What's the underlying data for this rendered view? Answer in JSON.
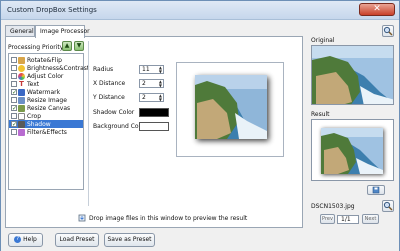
{
  "window": {
    "title": "Custom DropBox Settings"
  },
  "tabs": [
    {
      "label": "General"
    },
    {
      "label": "Image Processor"
    }
  ],
  "processing": {
    "label": "Processing Priority",
    "items": [
      {
        "label": "Rotate&Flip",
        "checked": false,
        "icon_color": "#d8a54a"
      },
      {
        "label": "Brightness&Contrast",
        "checked": false,
        "icon_color": "#f2c431"
      },
      {
        "label": "Adjust Color",
        "checked": false,
        "icon_color": "#e04a7a"
      },
      {
        "label": "Text",
        "checked": false,
        "icon_color": "#c43a3a"
      },
      {
        "label": "Watermark",
        "checked": true,
        "icon_color": "#3a68c4"
      },
      {
        "label": "Resize Image",
        "checked": false,
        "icon_color": "#6b8fc6"
      },
      {
        "label": "Resize Canvas",
        "checked": true,
        "icon_color": "#7b9a4a"
      },
      {
        "label": "Crop",
        "checked": false,
        "icon_color": "#888888"
      },
      {
        "label": "Shadow",
        "checked": true,
        "icon_color": "#5a5a5a",
        "selected": true
      },
      {
        "label": "Filter&Effects",
        "checked": false,
        "icon_color": "#b86bd0"
      }
    ]
  },
  "shadow": {
    "radius_label": "Radius",
    "radius_value": "11",
    "x_label": "X Distance",
    "x_value": "2",
    "y_label": "Y Distance",
    "y_value": "2",
    "color_label": "Shadow Color",
    "color": "#000000",
    "bg_label": "Background Color",
    "bg_color": "#ffffff"
  },
  "drop_hint": "Drop image files in this window to preview the result",
  "right": {
    "original_label": "Original",
    "result_label": "Result",
    "filename": "DSCN1503.jpg",
    "prev_label": "Prev",
    "page_value": "1/1",
    "next_label": "Next"
  },
  "buttons": {
    "help": "Help",
    "load_preset": "Load Preset",
    "save_preset": "Save as Preset",
    "close_glyph": "✕"
  },
  "colors": {
    "accent": "#3a78d4",
    "selection": "#3a78d4",
    "close": "#c8402a"
  }
}
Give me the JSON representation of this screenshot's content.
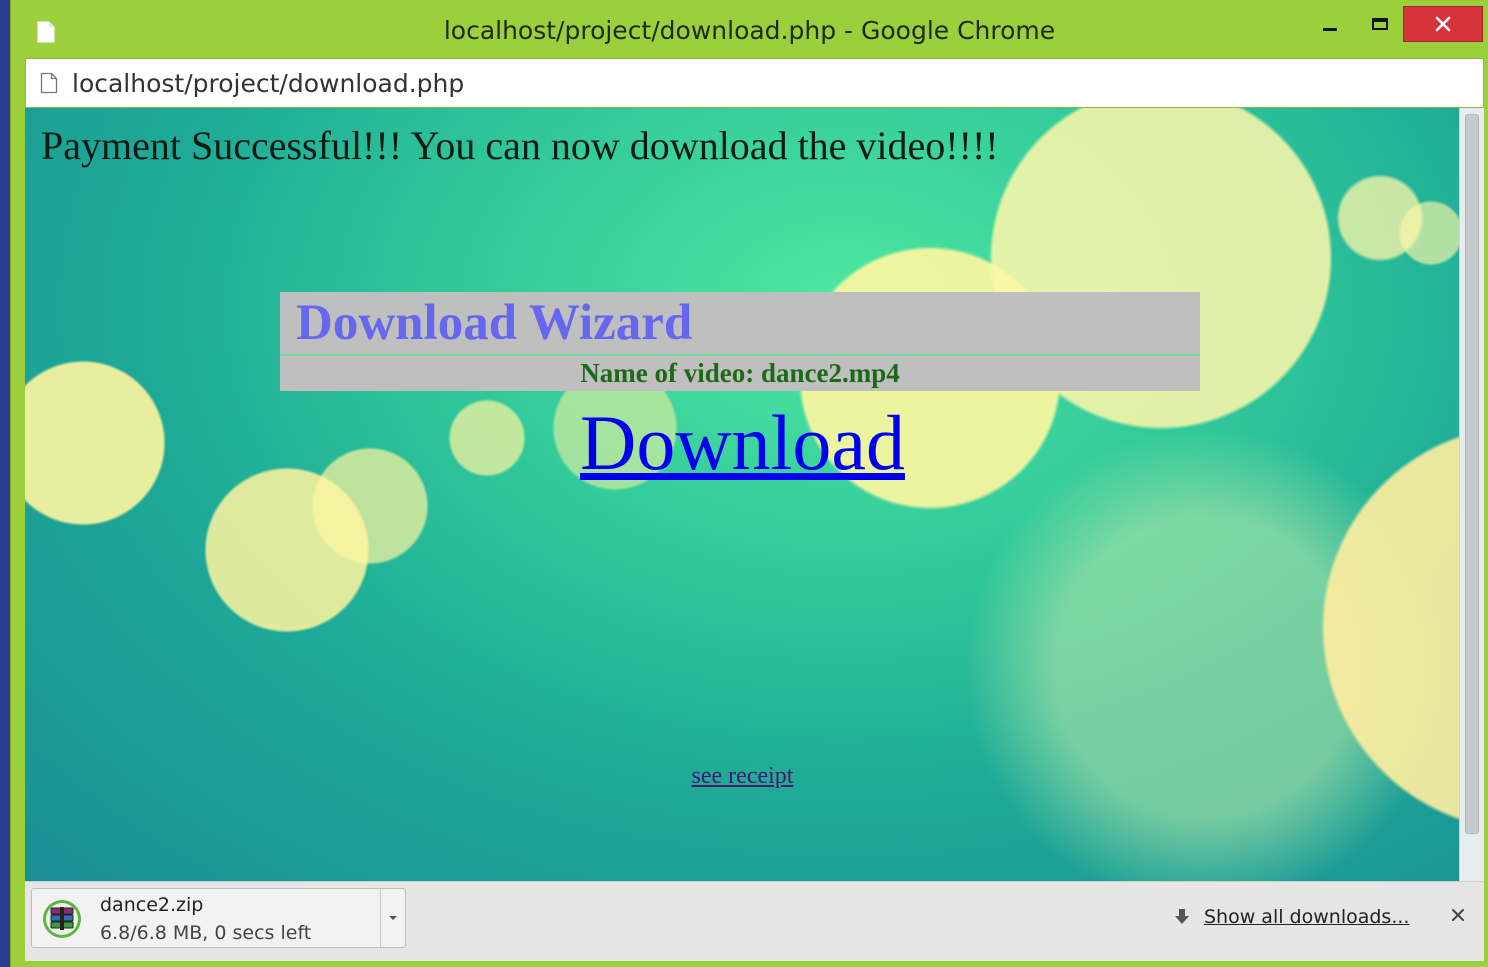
{
  "window": {
    "title": "localhost/project/download.php - Google Chrome"
  },
  "addressbar": {
    "url": "localhost/project/download.php"
  },
  "page": {
    "payment_message": "Payment Successful!!! You can now download the video!!!!",
    "wizard_title": "Download Wizard",
    "video_name": "Name of video: dance2.mp4",
    "download_link": "Download",
    "receipt_link": "see receipt"
  },
  "downloads": {
    "items": [
      {
        "filename": "dance2.zip",
        "status": "6.8/6.8 MB, 0 secs left",
        "progress": 1.0
      }
    ],
    "show_all": "Show all downloads..."
  },
  "icons": {
    "page": "page-icon",
    "minimize": "minimize-icon",
    "maximize": "maximize-icon",
    "close": "close-icon",
    "archive": "archive-icon",
    "dropdown": "chevron-down-icon",
    "download_arrow": "download-arrow-icon"
  },
  "colors": {
    "frame": "#9ccf3c",
    "close_button": "#d6333a",
    "wizard_panel": "#bfbfbf",
    "wizard_title": "#6666ee",
    "video_name": "#1a6a16",
    "link": "#0000ee",
    "visited_link": "#4a1570"
  }
}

────

Each line that holds the word "project" should be extracted from the records.

**Result for this exercise:**
    "title": "localhost/project/download.php - Google Chrome"
    "url": "localhost/project/download.php"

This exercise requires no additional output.